### [SHORT PROBLEM]
Each line containing the word "数学文化节" must be collected.

### [RECORDS PROVIDED]

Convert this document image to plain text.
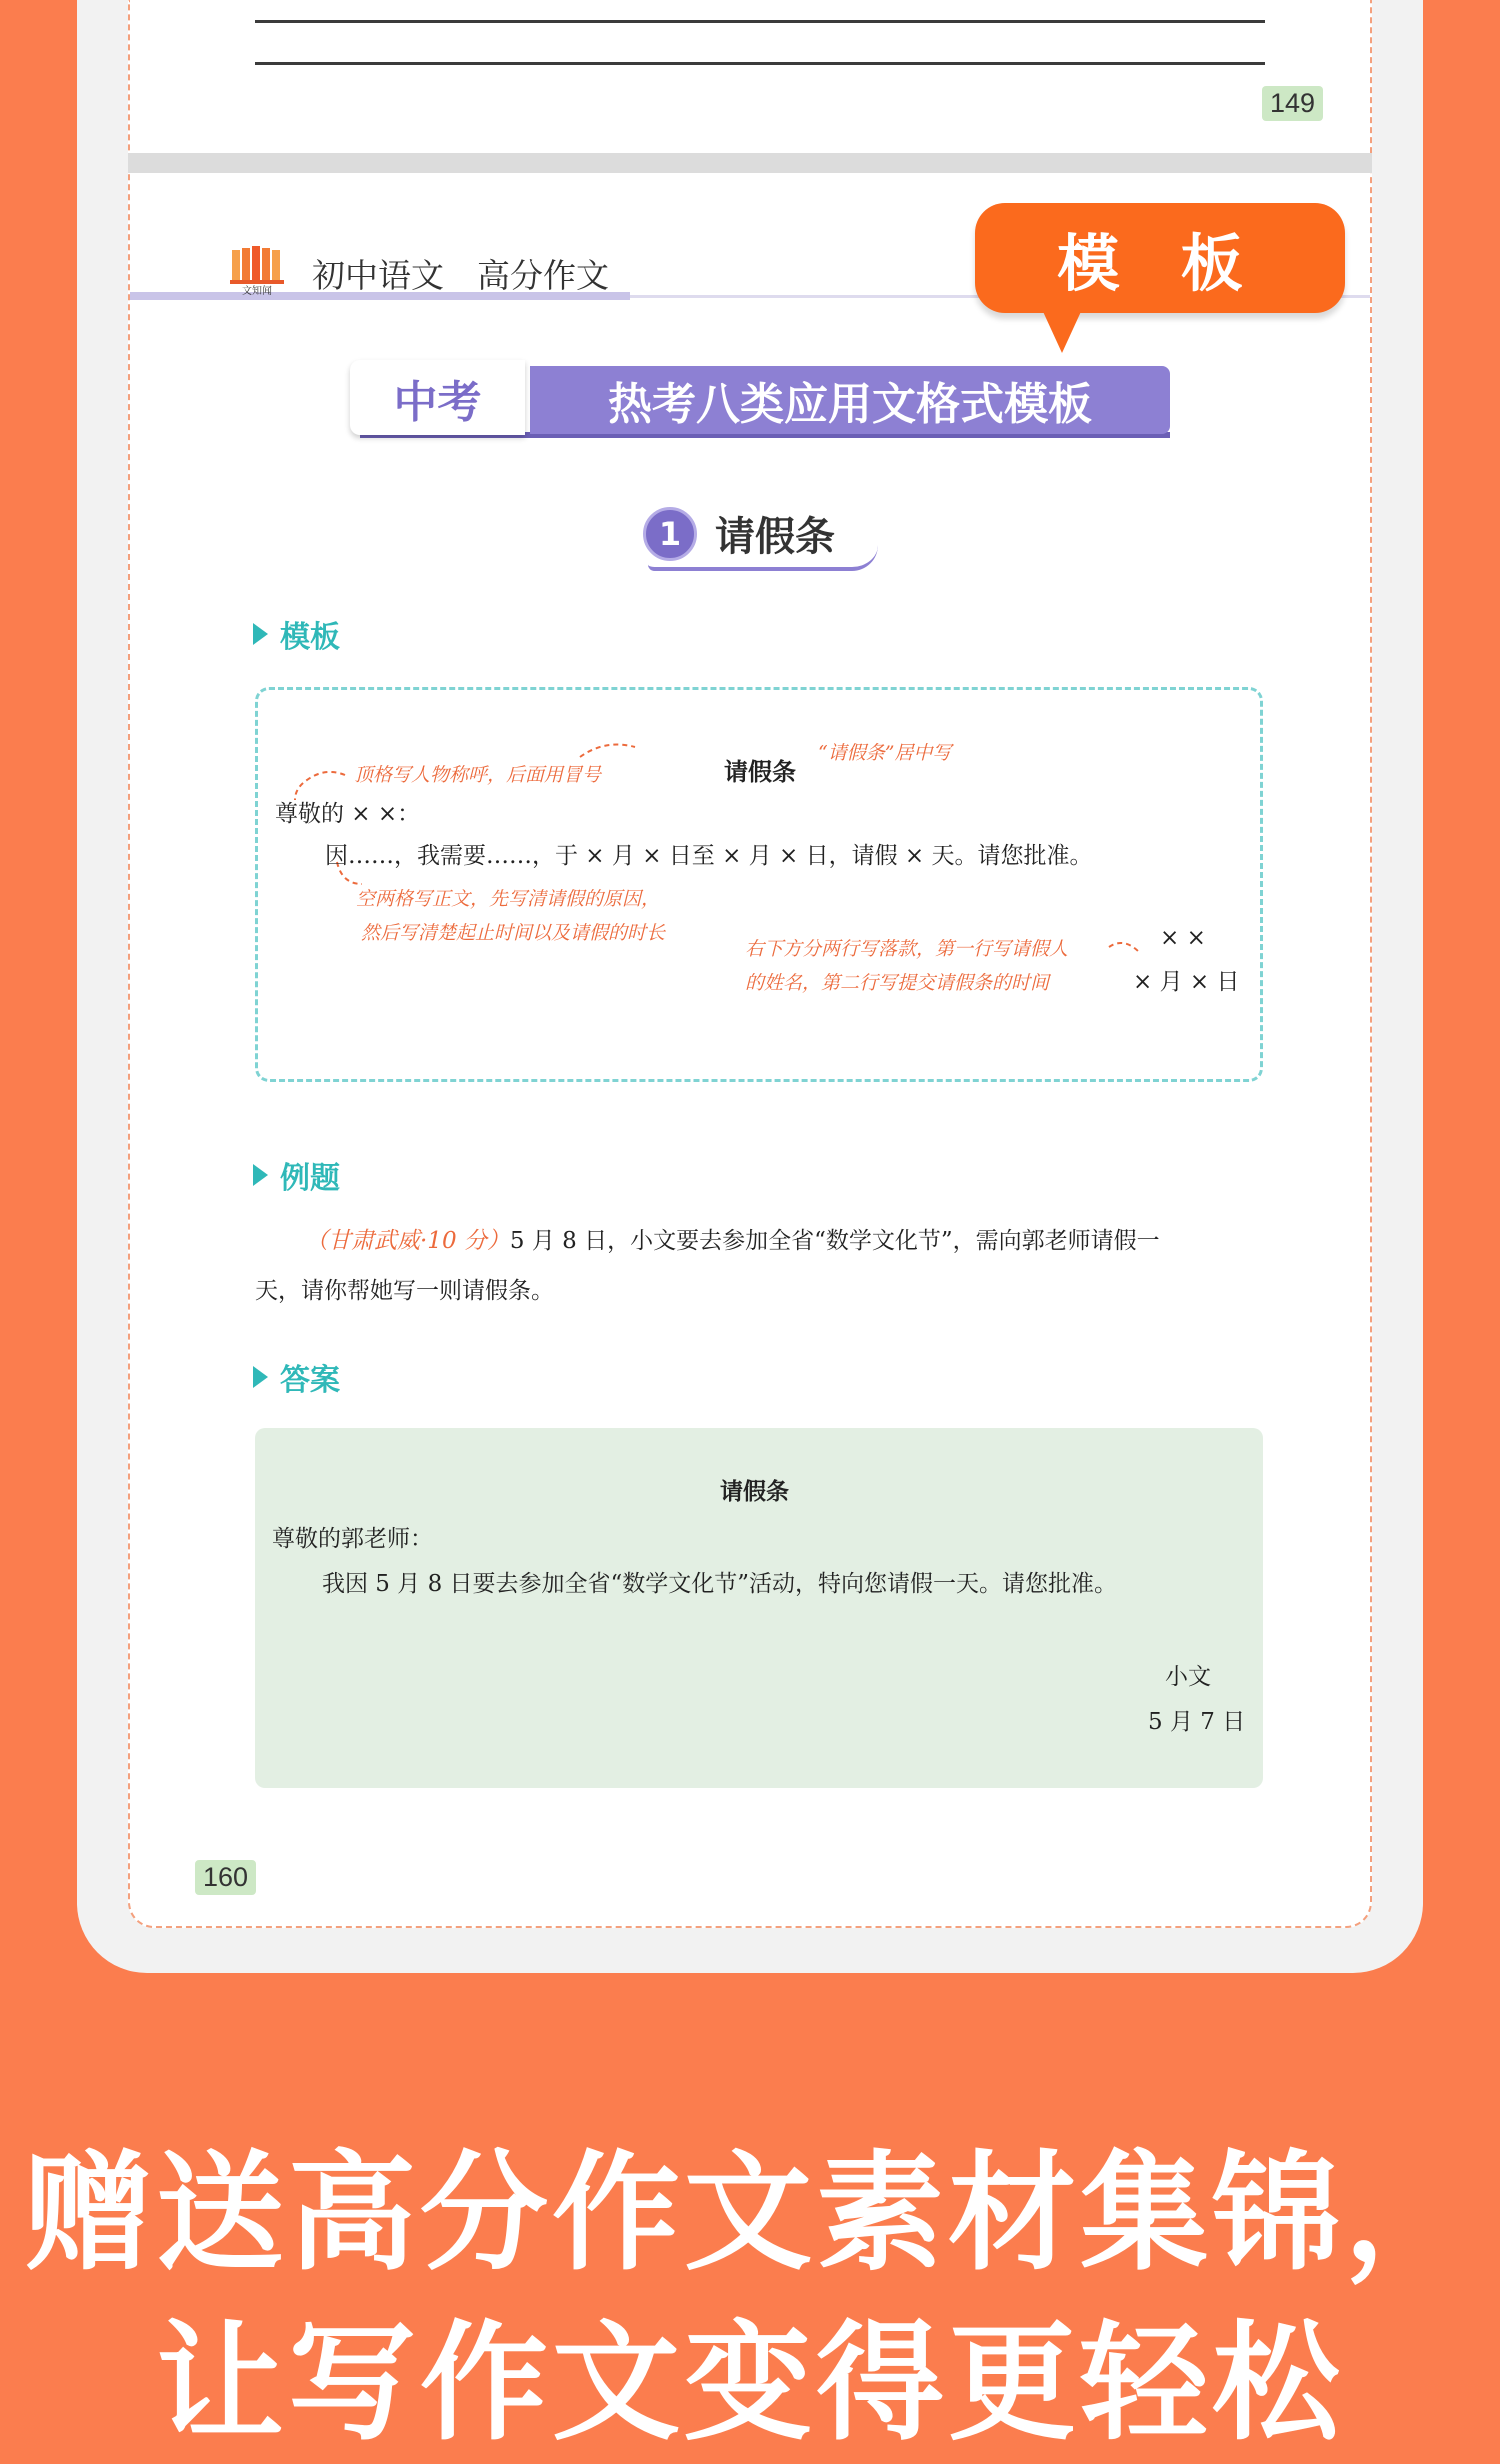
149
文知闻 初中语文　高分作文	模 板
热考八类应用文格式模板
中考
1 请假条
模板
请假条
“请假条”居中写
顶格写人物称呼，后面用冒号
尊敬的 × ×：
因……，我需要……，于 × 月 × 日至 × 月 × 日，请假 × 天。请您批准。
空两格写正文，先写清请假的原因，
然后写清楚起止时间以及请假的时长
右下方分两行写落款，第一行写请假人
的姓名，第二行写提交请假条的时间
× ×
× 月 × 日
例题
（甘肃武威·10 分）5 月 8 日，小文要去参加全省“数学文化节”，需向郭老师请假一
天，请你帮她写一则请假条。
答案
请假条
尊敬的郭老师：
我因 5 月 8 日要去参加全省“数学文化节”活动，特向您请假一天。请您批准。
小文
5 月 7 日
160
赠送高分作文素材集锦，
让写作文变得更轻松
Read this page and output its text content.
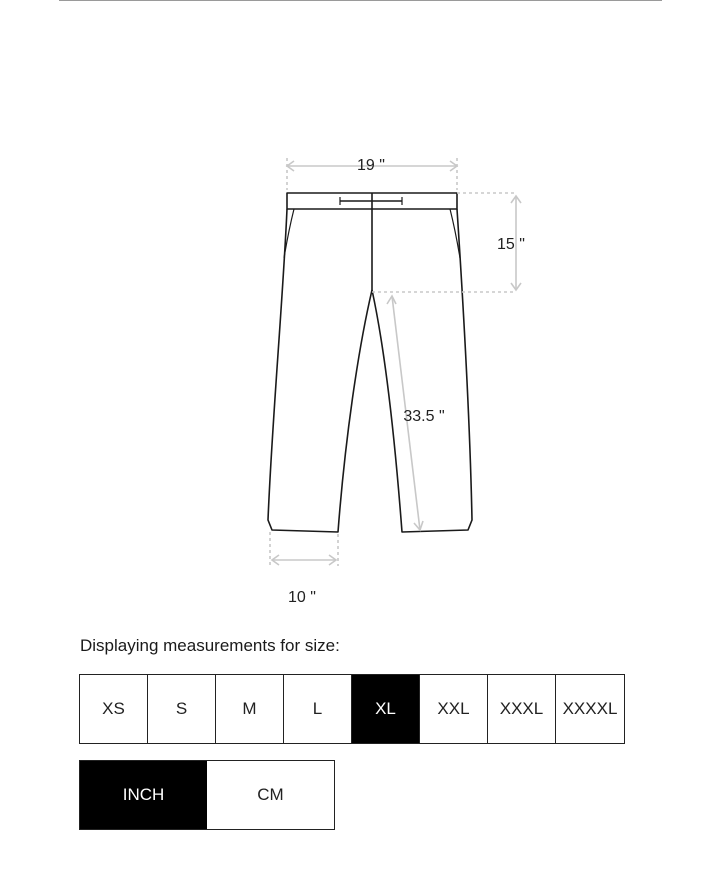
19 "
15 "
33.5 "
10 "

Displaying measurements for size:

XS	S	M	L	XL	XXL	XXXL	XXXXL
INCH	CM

### [RESPONSE BELOW]
（甘肃武威·10 分）5 月 8 日，小文要去参加全省“数学文化节”，需向郭老师请假一
我因 5 月 8 日要去参加全省“数学文化节”活动，特向您请假一天。请您批准。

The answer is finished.